ECLI:NL:TAHVD:2020:188 Hof van Discipline 's-Hertogenbosch 200153

ECLI: ECLI:NL:TAHVD:2020:188
Datum uitspraak: 11-09-2020
Datum publicatie: 12-09-2020
Zaaknummer(s): 200153
Onderwerp: Aanwijzing, subonderwerp: Artikel 13 Advocatenwet: aanwijzing van een advocaat
Beslissingen:
Inhoudsindicatie: Artikel 13 beklag. Klager stelt een advocaat nodig te hebben om een procedure te starten tegen zijn voormalig advocaat en de verjaring van de aansprakelijkstelling te stuiten. Het hof is met de deken van oordeel dat voor het stuiten van de verjaring van de aansprakelijkstelling van de voormalig advocaat van klager vertegenwoordiging van een advocaat niet is voorgeschreven noch kan dergelijke bijstand uitsluitend door een advocaat geschieden. Daarnaast hebben twee advocaten een negatief advies uitgebracht voor het voeren van de door klager gewenste procedure. Het beklag is ongegrond verklaard.

----------------------------------------

Doel A: Geef het stuk van de uitspraak tussen "ECLI: ECLI:NL:TAHVD:2020:188" en "is ongegrond verklaard.", beide inbegrepen, letterlijk terug.
Doel B: Zet de uitspraak van het Hof van Discipline alstublieft voort na de laatste zin.
De regels die hierna komen, spelen hierbij geen rol.

Verzamelde gegevens:
----------------------------------------

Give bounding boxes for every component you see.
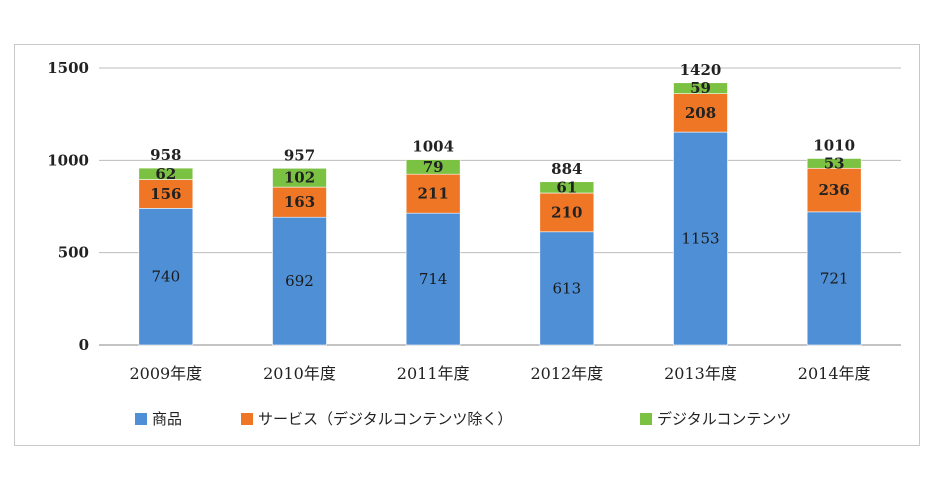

----------------------------------------

Antwoord A:
ECLI: ECLI:NL:TAHVD:2020:188
Datum uitspraak: 11-09-2020
Datum publicatie: 12-09-2020
Zaaknummer(s): 200153
Onderwerp: Aanwijzing, subonderwerp: Artikel 13 Advocatenwet: aanwijzing van een advocaat
Beslissingen:
Inhoudsindicatie: Artikel 13 beklag. Klager stelt een advocaat nodig te hebben om een procedure te starten tegen zijn voormalig advocaat en de verjaring van de aansprakelijkstelling te stuiten. Het hof is met de deken van oordeel dat voor het stuiten van de verjaring van de aansprakelijkstelling van de voormalig advocaat van klager vertegenwoordiging van een advocaat niet is voorgeschreven noch kan dergelijke bijstand uitsluitend door een advocaat geschieden. Daarnaast hebben twee advocaten een negatief advies uitgebracht voor het voeren van de door klager gewenste procedure. Het beklag is ongegrond verklaard.

Antwoord B:
BESLISSING               

van 11 september 2020

in de zaak 200153

naar aanleiding van het beklag van:

klager

tegen:

de Deken van de Orde van Advocaten

in het arrondissement Noord-Nederland

de deken

1    HET VERZOEK ALS BEDOELD IN ARTIKEL 13 LID 1 ADVOCATENWET

Klager heeft bij de deken een verzoek ingediend tot aanwijzing van een advocaat als bedoeld in artikel 13 lid 1 Advocatenwet. De deken heeft dit verzoek afgewezen bij brief van 25 juni 2020. Per brief van 29 juni 2020 heeft klager beklag gedaan tegen de beslissing van de deken.

2    DE PROCEDURE BIJ HET HOF

2.1    Het beklag is op 30 juni 2020 ontvangen door de griffie van het hof.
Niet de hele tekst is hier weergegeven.